** start PROVIDED DATA **

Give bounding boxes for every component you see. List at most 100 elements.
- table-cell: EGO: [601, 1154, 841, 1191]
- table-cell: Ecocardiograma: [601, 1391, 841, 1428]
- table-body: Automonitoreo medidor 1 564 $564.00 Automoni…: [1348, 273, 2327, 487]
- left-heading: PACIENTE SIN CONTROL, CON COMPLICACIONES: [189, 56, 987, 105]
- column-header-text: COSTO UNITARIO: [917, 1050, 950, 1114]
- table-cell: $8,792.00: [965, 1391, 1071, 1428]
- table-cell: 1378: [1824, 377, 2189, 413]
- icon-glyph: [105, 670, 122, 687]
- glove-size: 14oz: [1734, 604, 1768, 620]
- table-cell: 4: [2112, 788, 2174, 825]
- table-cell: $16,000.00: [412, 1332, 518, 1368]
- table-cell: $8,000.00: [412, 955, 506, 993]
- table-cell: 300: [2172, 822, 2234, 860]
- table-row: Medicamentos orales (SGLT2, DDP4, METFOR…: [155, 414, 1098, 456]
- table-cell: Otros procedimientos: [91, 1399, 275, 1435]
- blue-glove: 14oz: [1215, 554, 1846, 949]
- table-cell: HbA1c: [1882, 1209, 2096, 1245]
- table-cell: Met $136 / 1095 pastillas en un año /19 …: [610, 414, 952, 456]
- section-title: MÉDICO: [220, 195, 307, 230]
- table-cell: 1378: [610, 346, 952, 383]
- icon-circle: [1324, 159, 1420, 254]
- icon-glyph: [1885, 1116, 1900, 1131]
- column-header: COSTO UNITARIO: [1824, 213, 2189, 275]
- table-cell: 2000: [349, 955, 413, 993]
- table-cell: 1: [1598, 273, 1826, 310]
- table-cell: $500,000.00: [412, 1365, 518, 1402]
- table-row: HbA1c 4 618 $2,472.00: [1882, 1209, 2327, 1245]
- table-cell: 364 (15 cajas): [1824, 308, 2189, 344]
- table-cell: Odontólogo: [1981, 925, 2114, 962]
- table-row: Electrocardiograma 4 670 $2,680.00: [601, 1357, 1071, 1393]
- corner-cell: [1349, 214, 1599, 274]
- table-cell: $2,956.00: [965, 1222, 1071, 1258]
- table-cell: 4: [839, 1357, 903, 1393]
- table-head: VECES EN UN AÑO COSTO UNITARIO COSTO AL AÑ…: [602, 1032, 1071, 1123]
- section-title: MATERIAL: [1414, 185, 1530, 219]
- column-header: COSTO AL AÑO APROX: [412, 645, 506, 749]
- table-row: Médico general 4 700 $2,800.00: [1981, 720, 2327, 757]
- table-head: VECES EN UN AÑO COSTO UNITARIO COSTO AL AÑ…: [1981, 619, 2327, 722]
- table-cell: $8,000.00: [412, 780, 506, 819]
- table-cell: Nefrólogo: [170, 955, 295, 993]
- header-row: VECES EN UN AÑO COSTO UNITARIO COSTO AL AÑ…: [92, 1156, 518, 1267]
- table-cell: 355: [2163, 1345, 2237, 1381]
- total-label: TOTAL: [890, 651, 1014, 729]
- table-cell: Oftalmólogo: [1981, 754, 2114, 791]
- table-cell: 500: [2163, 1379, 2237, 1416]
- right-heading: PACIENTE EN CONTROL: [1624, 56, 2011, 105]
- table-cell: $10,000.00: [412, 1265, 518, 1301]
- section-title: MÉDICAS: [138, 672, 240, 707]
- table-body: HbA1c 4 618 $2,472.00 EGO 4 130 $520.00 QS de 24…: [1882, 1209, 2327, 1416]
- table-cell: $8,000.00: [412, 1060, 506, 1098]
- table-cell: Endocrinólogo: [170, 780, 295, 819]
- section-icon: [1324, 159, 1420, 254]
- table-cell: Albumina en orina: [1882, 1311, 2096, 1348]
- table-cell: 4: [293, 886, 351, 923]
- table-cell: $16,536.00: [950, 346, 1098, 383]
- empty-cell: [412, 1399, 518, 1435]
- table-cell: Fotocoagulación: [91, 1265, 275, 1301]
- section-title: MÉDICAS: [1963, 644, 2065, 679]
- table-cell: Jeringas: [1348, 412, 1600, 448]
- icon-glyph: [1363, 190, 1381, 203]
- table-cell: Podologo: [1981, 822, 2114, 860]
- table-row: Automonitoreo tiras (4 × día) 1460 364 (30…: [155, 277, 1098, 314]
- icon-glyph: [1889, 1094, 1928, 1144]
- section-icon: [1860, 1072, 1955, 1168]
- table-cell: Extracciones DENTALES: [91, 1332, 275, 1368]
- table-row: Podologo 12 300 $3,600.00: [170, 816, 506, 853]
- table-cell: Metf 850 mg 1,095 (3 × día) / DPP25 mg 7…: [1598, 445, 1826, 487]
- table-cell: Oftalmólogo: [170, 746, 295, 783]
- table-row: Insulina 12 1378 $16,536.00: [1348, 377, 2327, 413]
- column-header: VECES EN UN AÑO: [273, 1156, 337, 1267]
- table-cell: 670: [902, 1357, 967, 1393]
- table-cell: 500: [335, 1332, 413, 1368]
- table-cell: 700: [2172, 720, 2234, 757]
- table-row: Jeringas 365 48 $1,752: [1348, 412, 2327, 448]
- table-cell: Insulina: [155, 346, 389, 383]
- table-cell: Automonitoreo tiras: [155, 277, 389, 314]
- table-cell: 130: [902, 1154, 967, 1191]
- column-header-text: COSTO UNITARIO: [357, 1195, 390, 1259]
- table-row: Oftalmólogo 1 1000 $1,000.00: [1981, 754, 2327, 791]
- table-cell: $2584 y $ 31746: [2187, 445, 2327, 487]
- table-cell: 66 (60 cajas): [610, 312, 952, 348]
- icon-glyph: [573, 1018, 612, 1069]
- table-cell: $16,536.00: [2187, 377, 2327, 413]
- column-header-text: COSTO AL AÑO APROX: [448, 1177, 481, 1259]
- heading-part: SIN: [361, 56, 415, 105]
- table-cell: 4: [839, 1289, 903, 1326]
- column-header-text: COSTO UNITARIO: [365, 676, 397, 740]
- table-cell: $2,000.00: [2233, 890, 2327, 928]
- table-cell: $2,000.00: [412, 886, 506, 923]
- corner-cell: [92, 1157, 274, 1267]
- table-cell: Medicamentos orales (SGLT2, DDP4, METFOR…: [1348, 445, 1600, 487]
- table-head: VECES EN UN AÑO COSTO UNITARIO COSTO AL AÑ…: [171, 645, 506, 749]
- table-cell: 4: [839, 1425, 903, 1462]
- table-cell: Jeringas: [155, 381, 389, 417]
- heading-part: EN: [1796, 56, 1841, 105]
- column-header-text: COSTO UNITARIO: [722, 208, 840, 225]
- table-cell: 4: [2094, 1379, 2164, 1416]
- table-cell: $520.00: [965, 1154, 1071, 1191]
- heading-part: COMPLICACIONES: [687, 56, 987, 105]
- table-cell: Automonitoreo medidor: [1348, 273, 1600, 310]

** end PROVIDED DATA **

● **WHAT YOU HAVE TO DO**:
Reproduce the listing above word for word, keeping every line in its original order.

● **RIGHT ANSWER**:
Give bounding boxes for every component you see. List at most 100 elements.
- table-cell: EGO: [601, 1154, 841, 1191]
- table-cell: Ecocardiograma: [601, 1391, 841, 1428]
- table-body: Automonitoreo medidor 1 564 $564.00 Automoni…: [1348, 273, 2327, 487]
- left-heading: PACIENTE SIN CONTROL, CON COMPLICACIONES: [189, 56, 987, 105]
- column-header-text: COSTO UNITARIO: [917, 1050, 950, 1114]
- table-cell: $8,792.00: [965, 1391, 1071, 1428]
- table-cell: 1378: [1824, 377, 2189, 413]
- icon-glyph: [105, 670, 122, 687]
- glove-size: 14oz: [1734, 604, 1768, 620]
- table-cell: 4: [2112, 788, 2174, 825]
- table-cell: $16,000.00: [412, 1332, 518, 1368]
- table-cell: $8,000.00: [412, 955, 506, 993]
- table-cell: 300: [2172, 822, 2234, 860]
- table-row: Medicamentos orales (SGLT2, DDP4, METFOR…: [155, 414, 1098, 456]
- table-cell: Otros procedimientos: [91, 1399, 275, 1435]
- blue-glove: 14oz: [1215, 554, 1846, 949]
- table-cell: HbA1c: [1882, 1209, 2096, 1245]
- table-cell: Met $136 / 1095 pastillas en un año /19 …: [610, 414, 952, 456]
- section-title: MÉDICO: [220, 195, 307, 230]
- table-cell: 1378: [610, 346, 952, 383]
- icon-circle: [1324, 159, 1420, 254]
- icon-glyph: [1885, 1116, 1900, 1131]
- column-header: COSTO UNITARIO: [1824, 213, 2189, 275]
- table-cell: 2000: [349, 955, 413, 993]
- table-cell: 1: [1598, 273, 1826, 310]
- table-cell: $500,000.00: [412, 1365, 518, 1402]
- table-row: HbA1c 4 618 $2,472.00: [1882, 1209, 2327, 1245]
- table-cell: 364 (15 cajas): [1824, 308, 2189, 344]
- table-cell: Odontólogo: [1981, 925, 2114, 962]
- table-row: Electrocardiograma 4 670 $2,680.00: [601, 1357, 1071, 1393]
- corner-cell: [1349, 214, 1599, 274]
- table-cell: $2,956.00: [965, 1222, 1071, 1258]
- table-cell: 4: [839, 1357, 903, 1393]
- table-head: VECES EN UN AÑO COSTO UNITARIO COSTO AL AÑ…: [602, 1032, 1071, 1123]
- section-title: MATERIAL: [1414, 185, 1530, 219]
- column-header: COSTO AL AÑO APROX: [412, 645, 506, 749]
- table-row: Médico general 4 700 $2,800.00: [1981, 720, 2327, 757]
- table-head: VECES EN UN AÑO COSTO UNITARIO COSTO AL AÑ…: [1981, 619, 2327, 722]
- table-cell: $8,000.00: [412, 780, 506, 819]
- table-cell: Nefrólogo: [170, 955, 295, 993]
- header-row: VECES EN UN AÑO COSTO UNITARIO COSTO AL AÑ…: [92, 1156, 518, 1267]
- table-cell: 355: [2163, 1345, 2237, 1381]
- total-label: TOTAL: [890, 651, 1014, 729]
- table-cell: Oftalmólogo: [1981, 754, 2114, 791]
- table-cell: 500: [2163, 1379, 2237, 1416]
- right-heading: PACIENTE EN CONTROL: [1624, 56, 2011, 105]
- table-cell: $10,000.00: [412, 1265, 518, 1301]
- section-title: MÉDICAS: [138, 672, 240, 707]
- table-body: HbA1c 4 618 $2,472.00 EGO 4 130 $520.00 QS de 24…: [1882, 1209, 2327, 1416]
- table-cell: $8,000.00: [412, 1060, 506, 1098]
- table-cell: Endocrinólogo: [170, 780, 295, 819]
- section-icon: [1324, 159, 1420, 254]
- table-cell: Albumina en orina: [1882, 1311, 2096, 1348]
- table-cell: 4: [293, 886, 351, 923]
- table-cell: $16,536.00: [950, 346, 1098, 383]
- empty-cell: [412, 1399, 518, 1435]
- table-cell: Fotocoagulación: [91, 1265, 275, 1301]
- section-title: MÉDICAS: [1963, 644, 2065, 679]
- table-cell: Jeringas: [1348, 412, 1600, 448]
- icon-glyph: [1363, 190, 1381, 203]
- table-cell: Podologo: [1981, 822, 2114, 860]
- table-row: Automonitoreo tiras (4 × día) 1460 364 (30…: [155, 277, 1098, 314]
- icon-glyph: [1889, 1094, 1928, 1144]
- section-icon: [1860, 1072, 1955, 1168]
- table-cell: Extracciones DENTALES: [91, 1332, 275, 1368]
- table-row: Podologo 12 300 $3,600.00: [170, 816, 506, 853]
- table-cell: Metf 850 mg 1,095 (3 × día) / DPP25 mg 7…: [1598, 445, 1826, 487]
- table-cell: Oftalmólogo: [170, 746, 295, 783]
- table-row: Insulina 12 1378 $16,536.00: [1348, 377, 2327, 413]
- column-header: VECES EN UN AÑO: [273, 1156, 337, 1267]
- table-cell: 670: [902, 1357, 967, 1393]
- table-cell: 500: [335, 1332, 413, 1368]
- table-cell: 700: [2172, 720, 2234, 757]
- table-row: Jeringas 365 48 $1,752: [1348, 412, 2327, 448]
- table-cell: Insulina: [155, 346, 389, 383]
- table-cell: Automonitoreo tiras: [155, 277, 389, 314]
- table-cell: 130: [902, 1154, 967, 1191]
- column-header-text: COSTO UNITARIO: [357, 1195, 390, 1259]
- table-row: Oftalmólogo 1 1000 $1,000.00: [1981, 754, 2327, 791]
- table-cell: $2584 y $ 31746: [2187, 445, 2327, 487]
- table-cell: 66 (60 cajas): [610, 312, 952, 348]
- icon-glyph: [573, 1018, 612, 1069]
- table-cell: $16,536.00: [2187, 377, 2327, 413]
- column-header-text: COSTO AL AÑO APROX: [448, 1177, 481, 1259]
- heading-part: SIN: [361, 56, 415, 105]
- table-cell: 4: [839, 1289, 903, 1326]
- column-header-text: COSTO UNITARIO: [365, 676, 397, 740]
- table-cell: $2,000.00: [2233, 890, 2327, 928]
- table-cell: $2,000.00: [412, 886, 506, 923]
- corner-cell: [92, 1157, 274, 1267]
- table-cell: Medicamentos orales (SGLT2, DDP4, METFOR…: [1348, 445, 1600, 487]
- table-head: VECES EN UN AÑO COSTO UNITARIO COSTO AL AÑ…: [171, 645, 506, 749]
- table-cell: 4: [839, 1425, 903, 1462]
- table-cell: Jeringas: [155, 381, 389, 417]
- heading-part: EN: [1796, 56, 1841, 105]
- column-header-text: COSTO UNITARIO: [722, 208, 840, 225]
- table-cell: 4: [2094, 1379, 2164, 1416]
- table-cell: $520.00: [965, 1154, 1071, 1191]
- heading-part: COMPLICACIONES: [687, 56, 987, 105]
- table-cell: Automonitoreo medidor: [1348, 273, 1600, 310]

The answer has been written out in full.